(Exercise description):
Each line containing the word "Easy" should be found and copied.

Records from a dataset
■ ■ ■ ■ ■

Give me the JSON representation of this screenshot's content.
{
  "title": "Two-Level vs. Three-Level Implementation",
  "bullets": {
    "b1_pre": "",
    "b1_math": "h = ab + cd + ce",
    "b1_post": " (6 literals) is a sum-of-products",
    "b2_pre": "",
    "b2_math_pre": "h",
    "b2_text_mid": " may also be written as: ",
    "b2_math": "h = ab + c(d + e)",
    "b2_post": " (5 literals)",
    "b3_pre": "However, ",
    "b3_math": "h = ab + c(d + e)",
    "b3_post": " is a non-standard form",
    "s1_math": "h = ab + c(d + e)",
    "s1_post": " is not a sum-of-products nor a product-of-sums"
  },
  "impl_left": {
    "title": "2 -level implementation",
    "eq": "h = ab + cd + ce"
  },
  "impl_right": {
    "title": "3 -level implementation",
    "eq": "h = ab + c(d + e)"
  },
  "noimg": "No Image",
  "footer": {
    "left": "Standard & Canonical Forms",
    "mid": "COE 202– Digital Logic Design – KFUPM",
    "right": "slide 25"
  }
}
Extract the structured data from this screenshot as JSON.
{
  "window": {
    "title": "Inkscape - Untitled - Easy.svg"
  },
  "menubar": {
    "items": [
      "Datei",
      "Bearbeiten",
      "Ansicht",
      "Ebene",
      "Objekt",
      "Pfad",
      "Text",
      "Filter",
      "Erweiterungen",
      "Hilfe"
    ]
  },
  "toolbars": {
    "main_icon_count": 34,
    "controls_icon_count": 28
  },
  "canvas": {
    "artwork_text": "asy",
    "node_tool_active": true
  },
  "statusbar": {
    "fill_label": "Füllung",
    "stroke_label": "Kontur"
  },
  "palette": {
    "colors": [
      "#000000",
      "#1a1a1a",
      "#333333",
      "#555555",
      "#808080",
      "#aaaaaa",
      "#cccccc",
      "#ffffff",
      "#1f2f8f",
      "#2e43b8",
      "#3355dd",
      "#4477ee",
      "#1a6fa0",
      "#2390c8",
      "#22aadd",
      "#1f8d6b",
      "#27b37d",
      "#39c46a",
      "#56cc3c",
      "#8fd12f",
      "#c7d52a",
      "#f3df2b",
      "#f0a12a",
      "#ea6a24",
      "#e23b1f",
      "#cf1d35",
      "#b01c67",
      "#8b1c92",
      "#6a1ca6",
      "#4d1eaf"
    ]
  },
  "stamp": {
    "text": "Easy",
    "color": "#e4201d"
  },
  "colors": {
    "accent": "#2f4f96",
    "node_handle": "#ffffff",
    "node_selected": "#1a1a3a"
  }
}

■ ■ ■ ■ ■

(Output of the task):
    "title": "Inkscape - Untitled - Easy.svg"
    "text": "Easy",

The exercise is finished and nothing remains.